> [Problem description] Answer with one number only: the number of lines that contain "eller".

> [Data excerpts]
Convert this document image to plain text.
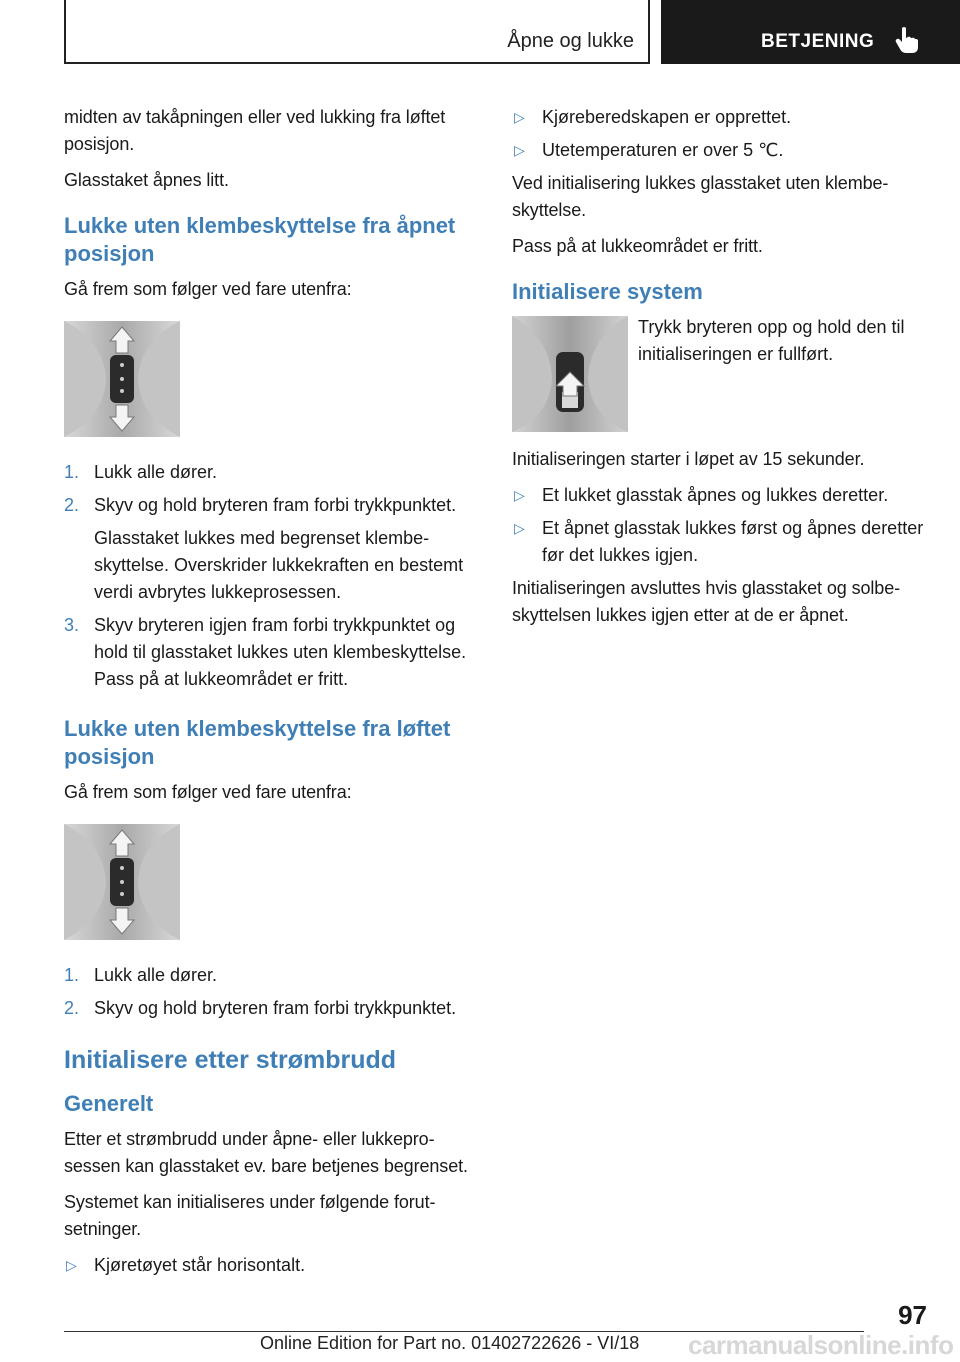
Åpne og lukke	BETJENING

midten av takåpningen eller ved lukking fra løftet posisjon.

Glasstaket åpnes litt.

Lukke uten klembeskyttelse fra åpnet posisjon

Gå frem som følger ved fare utenfra:

1. Lukk alle dører.
2. Skyv og hold bryteren fram forbi trykkpunktet.
Glasstaket lukkes med begrenset klembeskyttelse. Overskrider lukkekraften en bestemt verdi avbrytes lukkeprosessen.
3. Skyv bryteren igjen fram forbi trykkpunktet og hold til glasstaket lukkes uten klembeskyttelse. Pass på at lukkeområdet er fritt.
Lukke uten klembeskyttelse fra løftet posisjon

Gå frem som følger ved fare utenfra:

1. Lukk alle dører.
2. Skyv og hold bryteren fram forbi trykkpunktet.
Initialisere etter strømbrudd
Generelt

Etter et strømbrudd under åpne- eller lukkeprosessen kan glasstaket ev. bare betjenes begrenset.

Systemet kan initialiseres under følgende forutsetninger.

▷ Kjøretøyet står horisontalt.
▷ Kjøreberedskapen er opprettet.
▷ Utetemperaturen er over 5 ℃.

Ved initialisering lukkes glasstaket uten klembeskyttelse.

Pass på at lukkeområdet er fritt.

Initialisere system

Trykk bryteren opp og hold den til initialiseringen er fullført.

Initialiseringen starter i løpet av 15 sekunder.

▷ Et lukket glasstak åpnes og lukkes deretter.
▷ Et åpnet glasstak lukkes først og åpnes deretter før det lukkes igjen.

Initialiseringen avsluttes hvis glasstaket og solbeskyttelsen lukkes igjen etter at de er åpnet.

97
Online Edition for Part no. 01402722626 - VI/18 carmanualsonline.info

> [Output of the task] 2